Extracted records:
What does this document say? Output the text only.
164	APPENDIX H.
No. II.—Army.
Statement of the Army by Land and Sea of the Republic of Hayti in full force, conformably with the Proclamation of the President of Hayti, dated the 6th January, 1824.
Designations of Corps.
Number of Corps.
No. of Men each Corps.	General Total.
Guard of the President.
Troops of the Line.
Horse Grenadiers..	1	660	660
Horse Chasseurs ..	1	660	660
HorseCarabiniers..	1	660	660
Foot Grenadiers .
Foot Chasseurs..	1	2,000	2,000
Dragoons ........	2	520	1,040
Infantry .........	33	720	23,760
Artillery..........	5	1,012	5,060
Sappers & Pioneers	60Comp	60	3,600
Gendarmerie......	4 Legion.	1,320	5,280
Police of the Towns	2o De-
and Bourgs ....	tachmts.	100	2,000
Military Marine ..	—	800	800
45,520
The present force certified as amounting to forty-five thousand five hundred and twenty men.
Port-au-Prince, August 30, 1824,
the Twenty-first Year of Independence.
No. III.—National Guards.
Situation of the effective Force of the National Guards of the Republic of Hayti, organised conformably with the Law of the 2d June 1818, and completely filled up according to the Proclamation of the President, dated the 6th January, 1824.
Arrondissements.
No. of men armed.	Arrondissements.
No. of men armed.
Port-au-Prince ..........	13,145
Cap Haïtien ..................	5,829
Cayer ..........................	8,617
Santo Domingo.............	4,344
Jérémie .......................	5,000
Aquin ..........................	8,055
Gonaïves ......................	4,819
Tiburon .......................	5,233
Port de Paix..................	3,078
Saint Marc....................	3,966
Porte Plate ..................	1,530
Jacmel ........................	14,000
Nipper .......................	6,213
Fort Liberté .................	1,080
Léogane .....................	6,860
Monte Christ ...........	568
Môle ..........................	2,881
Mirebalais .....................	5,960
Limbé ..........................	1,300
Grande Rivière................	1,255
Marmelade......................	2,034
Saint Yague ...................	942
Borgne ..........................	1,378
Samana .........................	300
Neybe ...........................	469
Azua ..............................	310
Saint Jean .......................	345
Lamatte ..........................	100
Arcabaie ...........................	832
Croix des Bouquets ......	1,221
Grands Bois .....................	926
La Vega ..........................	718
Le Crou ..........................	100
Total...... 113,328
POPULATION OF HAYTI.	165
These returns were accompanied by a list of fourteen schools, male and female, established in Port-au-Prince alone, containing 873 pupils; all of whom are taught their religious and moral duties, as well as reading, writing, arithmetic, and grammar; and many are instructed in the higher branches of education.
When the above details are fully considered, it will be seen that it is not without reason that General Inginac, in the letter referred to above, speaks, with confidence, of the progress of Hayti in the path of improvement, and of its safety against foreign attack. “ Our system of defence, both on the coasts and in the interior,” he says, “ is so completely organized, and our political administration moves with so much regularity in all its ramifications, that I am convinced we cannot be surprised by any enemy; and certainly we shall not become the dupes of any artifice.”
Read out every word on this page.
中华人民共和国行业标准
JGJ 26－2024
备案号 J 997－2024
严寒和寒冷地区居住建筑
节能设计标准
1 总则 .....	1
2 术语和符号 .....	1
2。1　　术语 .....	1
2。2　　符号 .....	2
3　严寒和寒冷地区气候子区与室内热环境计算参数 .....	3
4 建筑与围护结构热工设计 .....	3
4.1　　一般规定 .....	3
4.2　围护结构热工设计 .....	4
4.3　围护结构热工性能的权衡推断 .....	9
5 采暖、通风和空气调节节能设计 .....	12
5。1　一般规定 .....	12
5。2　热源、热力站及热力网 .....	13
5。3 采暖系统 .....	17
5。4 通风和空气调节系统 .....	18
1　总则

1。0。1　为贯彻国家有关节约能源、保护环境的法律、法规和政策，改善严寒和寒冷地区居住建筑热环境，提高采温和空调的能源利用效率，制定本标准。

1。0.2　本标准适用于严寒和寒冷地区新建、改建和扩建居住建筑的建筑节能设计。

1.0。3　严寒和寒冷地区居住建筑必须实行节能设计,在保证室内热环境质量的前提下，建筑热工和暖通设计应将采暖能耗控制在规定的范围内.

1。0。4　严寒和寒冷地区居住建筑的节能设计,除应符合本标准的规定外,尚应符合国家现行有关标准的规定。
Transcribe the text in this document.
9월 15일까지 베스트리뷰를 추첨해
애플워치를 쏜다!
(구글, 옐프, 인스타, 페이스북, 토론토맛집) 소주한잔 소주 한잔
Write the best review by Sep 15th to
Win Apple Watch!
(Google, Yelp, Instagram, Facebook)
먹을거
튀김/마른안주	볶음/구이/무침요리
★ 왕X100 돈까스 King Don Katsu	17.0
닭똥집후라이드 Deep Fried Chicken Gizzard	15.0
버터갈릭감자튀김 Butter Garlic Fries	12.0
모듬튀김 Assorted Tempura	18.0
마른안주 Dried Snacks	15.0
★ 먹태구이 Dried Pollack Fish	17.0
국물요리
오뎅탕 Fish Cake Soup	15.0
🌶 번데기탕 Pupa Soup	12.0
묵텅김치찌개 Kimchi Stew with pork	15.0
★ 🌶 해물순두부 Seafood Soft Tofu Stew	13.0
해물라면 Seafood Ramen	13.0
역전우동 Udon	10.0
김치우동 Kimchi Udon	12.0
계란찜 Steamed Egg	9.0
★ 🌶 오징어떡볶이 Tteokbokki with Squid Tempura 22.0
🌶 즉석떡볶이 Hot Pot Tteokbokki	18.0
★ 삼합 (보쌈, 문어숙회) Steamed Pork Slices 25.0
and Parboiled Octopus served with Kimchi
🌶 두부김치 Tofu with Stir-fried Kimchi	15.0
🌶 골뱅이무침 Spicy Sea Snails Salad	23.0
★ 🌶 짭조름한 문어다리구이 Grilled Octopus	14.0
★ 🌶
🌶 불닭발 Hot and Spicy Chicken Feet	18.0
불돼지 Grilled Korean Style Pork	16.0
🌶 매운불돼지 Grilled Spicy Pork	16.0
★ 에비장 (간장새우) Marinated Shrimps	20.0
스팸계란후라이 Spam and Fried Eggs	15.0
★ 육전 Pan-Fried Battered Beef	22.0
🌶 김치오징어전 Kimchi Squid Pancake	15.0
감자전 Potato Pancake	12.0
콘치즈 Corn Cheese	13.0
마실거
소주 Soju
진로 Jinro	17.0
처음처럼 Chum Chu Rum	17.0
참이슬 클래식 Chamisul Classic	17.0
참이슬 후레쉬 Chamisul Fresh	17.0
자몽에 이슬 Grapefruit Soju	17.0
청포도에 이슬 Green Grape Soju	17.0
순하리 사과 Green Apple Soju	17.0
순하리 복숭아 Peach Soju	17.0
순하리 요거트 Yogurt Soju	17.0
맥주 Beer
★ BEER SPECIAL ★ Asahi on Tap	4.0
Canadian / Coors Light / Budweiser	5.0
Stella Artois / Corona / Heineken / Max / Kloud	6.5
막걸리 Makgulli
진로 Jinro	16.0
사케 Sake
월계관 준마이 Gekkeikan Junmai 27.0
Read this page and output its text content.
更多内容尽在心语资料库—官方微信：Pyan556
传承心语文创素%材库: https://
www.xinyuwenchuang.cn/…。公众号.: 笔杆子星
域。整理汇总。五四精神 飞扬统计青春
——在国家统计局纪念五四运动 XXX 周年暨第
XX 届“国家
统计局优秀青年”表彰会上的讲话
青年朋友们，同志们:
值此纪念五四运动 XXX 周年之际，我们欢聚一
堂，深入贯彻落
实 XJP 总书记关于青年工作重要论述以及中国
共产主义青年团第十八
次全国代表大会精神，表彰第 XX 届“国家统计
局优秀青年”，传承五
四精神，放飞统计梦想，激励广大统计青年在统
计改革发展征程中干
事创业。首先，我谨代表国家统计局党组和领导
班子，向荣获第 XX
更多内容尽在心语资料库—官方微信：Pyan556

WRITTEN REQUEST: Output exactly the lines above, from the one holding "Read this page and output its text content." through the end of the data, including the first and last.

TASK OUTPUT:
Read this page and output its text content.
更多内容尽在心语资料库—官方微信：Pyan556
传承心语文创素%材库: https://
www.xinyuwenchuang.cn/…。公众号.: 笔杆子星
域。整理汇总。五四精神 飞扬统计青春
——在国家统计局纪念五四运动 XXX 周年暨第
XX 届“国家
统计局优秀青年”表彰会上的讲话
青年朋友们，同志们:
值此纪念五四运动 XXX 周年之际，我们欢聚一
堂，深入贯彻落
实 XJP 总书记关于青年工作重要论述以及中国
共产主义青年团第十八
次全国代表大会精神，表彰第 XX 届“国家统计
局优秀青年”，传承五
四精神，放飞统计梦想，激励广大统计青年在统
计改革发展征程中干
事创业。首先，我谨代表国家统计局党组和领导
班子，向荣获第 XX
更多内容尽在心语资料库—官方微信：Pyan556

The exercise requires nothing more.